[Stored data]
+--

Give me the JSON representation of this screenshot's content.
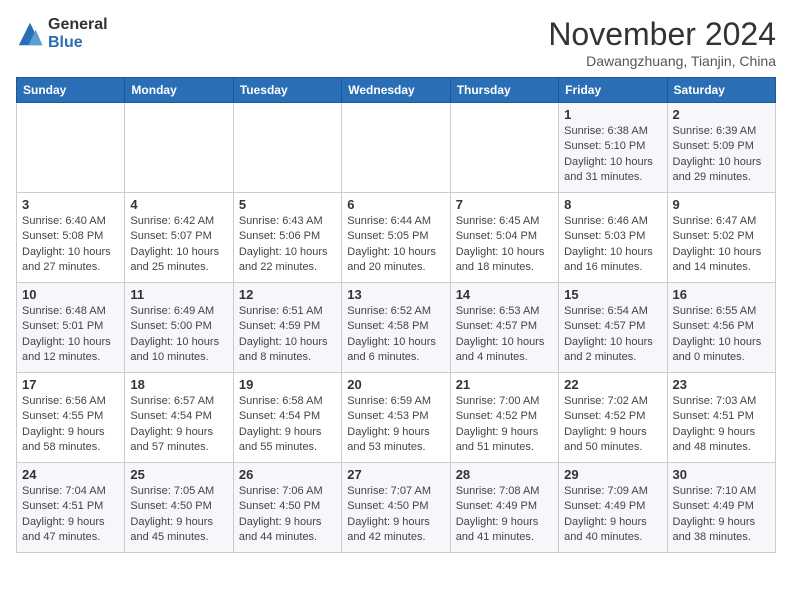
{
  "header": {
    "logo_general": "General",
    "logo_blue": "Blue",
    "month_title": "November 2024",
    "location": "Dawangzhuang, Tianjin, China"
  },
  "weekdays": [
    "Sunday",
    "Monday",
    "Tuesday",
    "Wednesday",
    "Thursday",
    "Friday",
    "Saturday"
  ],
  "weeks": [
    [
      {
        "day": "",
        "info": ""
      },
      {
        "day": "",
        "info": ""
      },
      {
        "day": "",
        "info": ""
      },
      {
        "day": "",
        "info": ""
      },
      {
        "day": "",
        "info": ""
      },
      {
        "day": "1",
        "info": "Sunrise: 6:38 AM\nSunset: 5:10 PM\nDaylight: 10 hours and 31 minutes."
      },
      {
        "day": "2",
        "info": "Sunrise: 6:39 AM\nSunset: 5:09 PM\nDaylight: 10 hours and 29 minutes."
      }
    ],
    [
      {
        "day": "3",
        "info": "Sunrise: 6:40 AM\nSunset: 5:08 PM\nDaylight: 10 hours and 27 minutes."
      },
      {
        "day": "4",
        "info": "Sunrise: 6:42 AM\nSunset: 5:07 PM\nDaylight: 10 hours and 25 minutes."
      },
      {
        "day": "5",
        "info": "Sunrise: 6:43 AM\nSunset: 5:06 PM\nDaylight: 10 hours and 22 minutes."
      },
      {
        "day": "6",
        "info": "Sunrise: 6:44 AM\nSunset: 5:05 PM\nDaylight: 10 hours and 20 minutes."
      },
      {
        "day": "7",
        "info": "Sunrise: 6:45 AM\nSunset: 5:04 PM\nDaylight: 10 hours and 18 minutes."
      },
      {
        "day": "8",
        "info": "Sunrise: 6:46 AM\nSunset: 5:03 PM\nDaylight: 10 hours and 16 minutes."
      },
      {
        "day": "9",
        "info": "Sunrise: 6:47 AM\nSunset: 5:02 PM\nDaylight: 10 hours and 14 minutes."
      }
    ],
    [
      {
        "day": "10",
        "info": "Sunrise: 6:48 AM\nSunset: 5:01 PM\nDaylight: 10 hours and 12 minutes."
      },
      {
        "day": "11",
        "info": "Sunrise: 6:49 AM\nSunset: 5:00 PM\nDaylight: 10 hours and 10 minutes."
      },
      {
        "day": "12",
        "info": "Sunrise: 6:51 AM\nSunset: 4:59 PM\nDaylight: 10 hours and 8 minutes."
      },
      {
        "day": "13",
        "info": "Sunrise: 6:52 AM\nSunset: 4:58 PM\nDaylight: 10 hours and 6 minutes."
      },
      {
        "day": "14",
        "info": "Sunrise: 6:53 AM\nSunset: 4:57 PM\nDaylight: 10 hours and 4 minutes."
      },
      {
        "day": "15",
        "info": "Sunrise: 6:54 AM\nSunset: 4:57 PM\nDaylight: 10 hours and 2 minutes."
      },
      {
        "day": "16",
        "info": "Sunrise: 6:55 AM\nSunset: 4:56 PM\nDaylight: 10 hours and 0 minutes."
      }
    ],
    [
      {
        "day": "17",
        "info": "Sunrise: 6:56 AM\nSunset: 4:55 PM\nDaylight: 9 hours and 58 minutes."
      },
      {
        "day": "18",
        "info": "Sunrise: 6:57 AM\nSunset: 4:54 PM\nDaylight: 9 hours and 57 minutes."
      },
      {
        "day": "19",
        "info": "Sunrise: 6:58 AM\nSunset: 4:54 PM\nDaylight: 9 hours and 55 minutes."
      },
      {
        "day": "20",
        "info": "Sunrise: 6:59 AM\nSunset: 4:53 PM\nDaylight: 9 hours and 53 minutes."
      },
      {
        "day": "21",
        "info": "Sunrise: 7:00 AM\nSunset: 4:52 PM\nDaylight: 9 hours and 51 minutes."
      },
      {
        "day": "22",
        "info": "Sunrise: 7:02 AM\nSunset: 4:52 PM\nDaylight: 9 hours and 50 minutes."
      },
      {
        "day": "23",
        "info": "Sunrise: 7:03 AM\nSunset: 4:51 PM\nDaylight: 9 hours and 48 minutes."
      }
    ],
    [
      {
        "day": "24",
        "info": "Sunrise: 7:04 AM\nSunset: 4:51 PM\nDaylight: 9 hours and 47 minutes."
      },
      {
        "day": "25",
        "info": "Sunrise: 7:05 AM\nSunset: 4:50 PM\nDaylight: 9 hours and 45 minutes."
      },
      {
        "day": "26",
        "info": "Sunrise: 7:06 AM\nSunset: 4:50 PM\nDaylight: 9 hours and 44 minutes."
      },
      {
        "day": "27",
        "info": "Sunrise: 7:07 AM\nSunset: 4:50 PM\nDaylight: 9 hours and 42 minutes."
      },
      {
        "day": "28",
        "info": "Sunrise: 7:08 AM\nSunset: 4:49 PM\nDaylight: 9 hours and 41 minutes."
      },
      {
        "day": "29",
        "info": "Sunrise: 7:09 AM\nSunset: 4:49 PM\nDaylight: 9 hours and 40 minutes."
      },
      {
        "day": "30",
        "info": "Sunrise: 7:10 AM\nSunset: 4:49 PM\nDaylight: 9 hours and 38 minutes."
      }
    ]
  ]
}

+--

> _TASK STATEMENT_
Set down the complete material exactly, but do not include the images.

> _TASK RESULT_
Give me the JSON representation of this screenshot's content.
{
  "header": {
    "logo_general": "General",
    "logo_blue": "Blue",
    "month_title": "November 2024",
    "location": "Dawangzhuang, Tianjin, China"
  },
  "weekdays": [
    "Sunday",
    "Monday",
    "Tuesday",
    "Wednesday",
    "Thursday",
    "Friday",
    "Saturday"
  ],
  "weeks": [
    [
      {
        "day": "",
        "info": ""
      },
      {
        "day": "",
        "info": ""
      },
      {
        "day": "",
        "info": ""
      },
      {
        "day": "",
        "info": ""
      },
      {
        "day": "",
        "info": ""
      },
      {
        "day": "1",
        "info": "Sunrise: 6:38 AM\nSunset: 5:10 PM\nDaylight: 10 hours and 31 minutes."
      },
      {
        "day": "2",
        "info": "Sunrise: 6:39 AM\nSunset: 5:09 PM\nDaylight: 10 hours and 29 minutes."
      }
    ],
    [
      {
        "day": "3",
        "info": "Sunrise: 6:40 AM\nSunset: 5:08 PM\nDaylight: 10 hours and 27 minutes."
      },
      {
        "day": "4",
        "info": "Sunrise: 6:42 AM\nSunset: 5:07 PM\nDaylight: 10 hours and 25 minutes."
      },
      {
        "day": "5",
        "info": "Sunrise: 6:43 AM\nSunset: 5:06 PM\nDaylight: 10 hours and 22 minutes."
      },
      {
        "day": "6",
        "info": "Sunrise: 6:44 AM\nSunset: 5:05 PM\nDaylight: 10 hours and 20 minutes."
      },
      {
        "day": "7",
        "info": "Sunrise: 6:45 AM\nSunset: 5:04 PM\nDaylight: 10 hours and 18 minutes."
      },
      {
        "day": "8",
        "info": "Sunrise: 6:46 AM\nSunset: 5:03 PM\nDaylight: 10 hours and 16 minutes."
      },
      {
        "day": "9",
        "info": "Sunrise: 6:47 AM\nSunset: 5:02 PM\nDaylight: 10 hours and 14 minutes."
      }
    ],
    [
      {
        "day": "10",
        "info": "Sunrise: 6:48 AM\nSunset: 5:01 PM\nDaylight: 10 hours and 12 minutes."
      },
      {
        "day": "11",
        "info": "Sunrise: 6:49 AM\nSunset: 5:00 PM\nDaylight: 10 hours and 10 minutes."
      },
      {
        "day": "12",
        "info": "Sunrise: 6:51 AM\nSunset: 4:59 PM\nDaylight: 10 hours and 8 minutes."
      },
      {
        "day": "13",
        "info": "Sunrise: 6:52 AM\nSunset: 4:58 PM\nDaylight: 10 hours and 6 minutes."
      },
      {
        "day": "14",
        "info": "Sunrise: 6:53 AM\nSunset: 4:57 PM\nDaylight: 10 hours and 4 minutes."
      },
      {
        "day": "15",
        "info": "Sunrise: 6:54 AM\nSunset: 4:57 PM\nDaylight: 10 hours and 2 minutes."
      },
      {
        "day": "16",
        "info": "Sunrise: 6:55 AM\nSunset: 4:56 PM\nDaylight: 10 hours and 0 minutes."
      }
    ],
    [
      {
        "day": "17",
        "info": "Sunrise: 6:56 AM\nSunset: 4:55 PM\nDaylight: 9 hours and 58 minutes."
      },
      {
        "day": "18",
        "info": "Sunrise: 6:57 AM\nSunset: 4:54 PM\nDaylight: 9 hours and 57 minutes."
      },
      {
        "day": "19",
        "info": "Sunrise: 6:58 AM\nSunset: 4:54 PM\nDaylight: 9 hours and 55 minutes."
      },
      {
        "day": "20",
        "info": "Sunrise: 6:59 AM\nSunset: 4:53 PM\nDaylight: 9 hours and 53 minutes."
      },
      {
        "day": "21",
        "info": "Sunrise: 7:00 AM\nSunset: 4:52 PM\nDaylight: 9 hours and 51 minutes."
      },
      {
        "day": "22",
        "info": "Sunrise: 7:02 AM\nSunset: 4:52 PM\nDaylight: 9 hours and 50 minutes."
      },
      {
        "day": "23",
        "info": "Sunrise: 7:03 AM\nSunset: 4:51 PM\nDaylight: 9 hours and 48 minutes."
      }
    ],
    [
      {
        "day": "24",
        "info": "Sunrise: 7:04 AM\nSunset: 4:51 PM\nDaylight: 9 hours and 47 minutes."
      },
      {
        "day": "25",
        "info": "Sunrise: 7:05 AM\nSunset: 4:50 PM\nDaylight: 9 hours and 45 minutes."
      },
      {
        "day": "26",
        "info": "Sunrise: 7:06 AM\nSunset: 4:50 PM\nDaylight: 9 hours and 44 minutes."
      },
      {
        "day": "27",
        "info": "Sunrise: 7:07 AM\nSunset: 4:50 PM\nDaylight: 9 hours and 42 minutes."
      },
      {
        "day": "28",
        "info": "Sunrise: 7:08 AM\nSunset: 4:49 PM\nDaylight: 9 hours and 41 minutes."
      },
      {
        "day": "29",
        "info": "Sunrise: 7:09 AM\nSunset: 4:49 PM\nDaylight: 9 hours and 40 minutes."
      },
      {
        "day": "30",
        "info": "Sunrise: 7:10 AM\nSunset: 4:49 PM\nDaylight: 9 hours and 38 minutes."
      }
    ]
  ]
}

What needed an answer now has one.